- [Trabalho pedido]:
Qual é a tradução para o inglês desta frase do texto fornecido: "A cidade não é tão grande, mas tem uma economia muito forte e dinâmica."?

- [Texto fornecido]:
---------------

O relatório dá números parecidos com o do IBGE para a concentração de riquezas. De acordo com o Brasil Metro, 66% do PIB do Estado está concentrado na Grande Vitória. Na avaliação de Jill Wilson, um dos pesquisadores responsáveis pelo levantamento, o percentual é normal. "Para começar, a Grande Vitória é o lar de cerca de metade da população do Estado. Além disso, as áreas metropolitanas são centros de atividade econômica. Como o Espírito Santo é um Estado pequeno, não é de surpreender que a Grande Vitória seja parte tão importante de seu PIB".

Eles investem aqui

"É mais fácil crescer numa cidade como Vitória do que no Rio de Janeiro ou São paulo"

Aposta foi na boa comida

Há quatro anos, o chef argentino Ivan Di Cesare, natural de Mendoza, veio para Vitória com a intenção de ficar um ano num intercâmbio gastronômico e cultural. Três meses depois, percebeu o tamanho da oportunidade que tinha pela frente e decidiu ficar de vez. "A cidade não é tão grande, mas tem uma economia muito forte e dinâmica. Há muita gente querendo bons restaurantes, boa comida". Ele é um bom exemplo das muitas pessoas, daqui ou de fora, que se veem incentivadas a investirem na Grande Vitória, região que cresce acima da média estadual e nacional. Alguns meses depois, Ivan chamou o amigo de infância Emilio Recchia para ajudá-lo na empreitada. Eles começaram nas cozinhas dos restaurantes argentinos que começaram a surgir na Grande Vitória. Há dois meses abriram o próprio negócio. "Apesar da demanda, Vitória é uma cidade praticamente virgem no que nos propomos a fazer", analisa Recchia. O último do trio a chegar foi Marcos Palomar. Veio para suprir o grande problema enfrentado pelos empreendedores argentinos no Estado, a falta de mão de obra. "Ele é especialista em carnes. Veio para ajudar, mão de obra por aqui é muito complicado. As pessoas somem sem avisar", reclama Ivan, já sentindo o peso dos entraves brasileiros.

---------------

- [Dados fornecidos]:
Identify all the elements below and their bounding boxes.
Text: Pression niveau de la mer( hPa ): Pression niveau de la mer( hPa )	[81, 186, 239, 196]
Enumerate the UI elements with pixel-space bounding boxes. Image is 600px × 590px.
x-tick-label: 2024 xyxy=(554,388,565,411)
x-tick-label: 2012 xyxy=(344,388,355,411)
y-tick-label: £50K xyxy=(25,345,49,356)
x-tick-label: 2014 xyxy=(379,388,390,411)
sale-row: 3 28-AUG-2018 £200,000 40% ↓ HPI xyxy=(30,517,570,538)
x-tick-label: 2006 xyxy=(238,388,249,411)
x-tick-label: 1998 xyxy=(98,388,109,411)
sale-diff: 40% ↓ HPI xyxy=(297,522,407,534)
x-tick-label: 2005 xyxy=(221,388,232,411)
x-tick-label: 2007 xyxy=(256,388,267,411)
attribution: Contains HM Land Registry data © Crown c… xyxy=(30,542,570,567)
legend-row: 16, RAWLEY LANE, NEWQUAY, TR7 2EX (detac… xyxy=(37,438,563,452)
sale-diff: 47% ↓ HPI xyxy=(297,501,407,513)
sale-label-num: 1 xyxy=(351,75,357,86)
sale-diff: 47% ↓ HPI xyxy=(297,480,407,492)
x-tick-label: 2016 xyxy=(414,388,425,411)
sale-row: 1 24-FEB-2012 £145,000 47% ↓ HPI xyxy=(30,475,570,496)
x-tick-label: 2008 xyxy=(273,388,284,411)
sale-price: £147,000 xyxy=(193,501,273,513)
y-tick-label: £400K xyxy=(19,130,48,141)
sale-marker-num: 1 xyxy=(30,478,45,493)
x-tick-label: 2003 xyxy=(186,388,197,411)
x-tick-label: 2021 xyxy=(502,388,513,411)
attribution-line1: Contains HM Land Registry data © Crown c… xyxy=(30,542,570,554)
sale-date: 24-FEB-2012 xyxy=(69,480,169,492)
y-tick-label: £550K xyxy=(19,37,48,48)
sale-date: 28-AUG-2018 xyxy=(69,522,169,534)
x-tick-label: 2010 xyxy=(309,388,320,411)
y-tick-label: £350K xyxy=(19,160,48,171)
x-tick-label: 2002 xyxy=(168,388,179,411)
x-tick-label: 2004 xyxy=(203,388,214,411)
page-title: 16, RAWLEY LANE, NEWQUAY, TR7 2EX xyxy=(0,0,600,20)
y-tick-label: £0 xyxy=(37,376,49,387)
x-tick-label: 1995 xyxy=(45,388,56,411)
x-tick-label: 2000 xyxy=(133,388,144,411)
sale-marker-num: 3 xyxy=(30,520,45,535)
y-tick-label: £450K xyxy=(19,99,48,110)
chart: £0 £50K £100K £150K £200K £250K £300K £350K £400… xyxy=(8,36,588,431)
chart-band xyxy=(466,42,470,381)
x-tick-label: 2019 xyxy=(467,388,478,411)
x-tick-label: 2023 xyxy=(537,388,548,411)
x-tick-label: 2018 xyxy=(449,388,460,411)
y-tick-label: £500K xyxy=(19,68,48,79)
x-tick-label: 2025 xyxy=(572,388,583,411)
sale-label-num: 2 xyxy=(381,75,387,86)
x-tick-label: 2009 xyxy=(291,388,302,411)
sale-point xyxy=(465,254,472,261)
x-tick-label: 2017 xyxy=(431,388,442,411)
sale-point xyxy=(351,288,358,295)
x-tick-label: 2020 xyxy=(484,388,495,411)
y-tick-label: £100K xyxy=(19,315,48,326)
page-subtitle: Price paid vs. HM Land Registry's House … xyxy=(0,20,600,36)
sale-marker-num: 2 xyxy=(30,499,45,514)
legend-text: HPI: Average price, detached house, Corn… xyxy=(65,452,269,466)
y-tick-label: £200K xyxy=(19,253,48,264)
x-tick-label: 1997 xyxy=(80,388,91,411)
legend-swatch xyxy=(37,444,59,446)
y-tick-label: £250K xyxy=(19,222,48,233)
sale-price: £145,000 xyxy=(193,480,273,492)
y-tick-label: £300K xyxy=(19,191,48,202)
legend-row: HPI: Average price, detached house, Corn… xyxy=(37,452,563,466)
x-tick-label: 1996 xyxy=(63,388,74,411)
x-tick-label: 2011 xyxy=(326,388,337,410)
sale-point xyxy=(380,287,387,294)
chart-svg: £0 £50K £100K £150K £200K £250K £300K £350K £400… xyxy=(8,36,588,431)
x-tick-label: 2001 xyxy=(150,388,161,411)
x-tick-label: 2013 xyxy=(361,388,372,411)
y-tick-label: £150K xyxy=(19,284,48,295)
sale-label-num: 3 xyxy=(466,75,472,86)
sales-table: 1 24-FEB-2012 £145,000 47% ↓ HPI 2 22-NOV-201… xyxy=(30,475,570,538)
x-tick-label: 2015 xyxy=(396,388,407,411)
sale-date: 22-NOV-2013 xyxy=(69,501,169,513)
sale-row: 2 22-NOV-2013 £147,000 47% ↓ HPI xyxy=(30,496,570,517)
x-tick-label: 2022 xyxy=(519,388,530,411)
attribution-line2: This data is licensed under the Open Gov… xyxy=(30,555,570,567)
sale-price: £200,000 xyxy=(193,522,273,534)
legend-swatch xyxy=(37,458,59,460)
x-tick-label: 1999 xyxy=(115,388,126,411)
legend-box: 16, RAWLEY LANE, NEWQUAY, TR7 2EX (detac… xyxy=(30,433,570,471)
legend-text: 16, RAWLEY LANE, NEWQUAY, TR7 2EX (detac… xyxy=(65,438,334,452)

---------------

- [Resposta escrita]:
The city isn't that big, but it has a very strong and dynamic economy.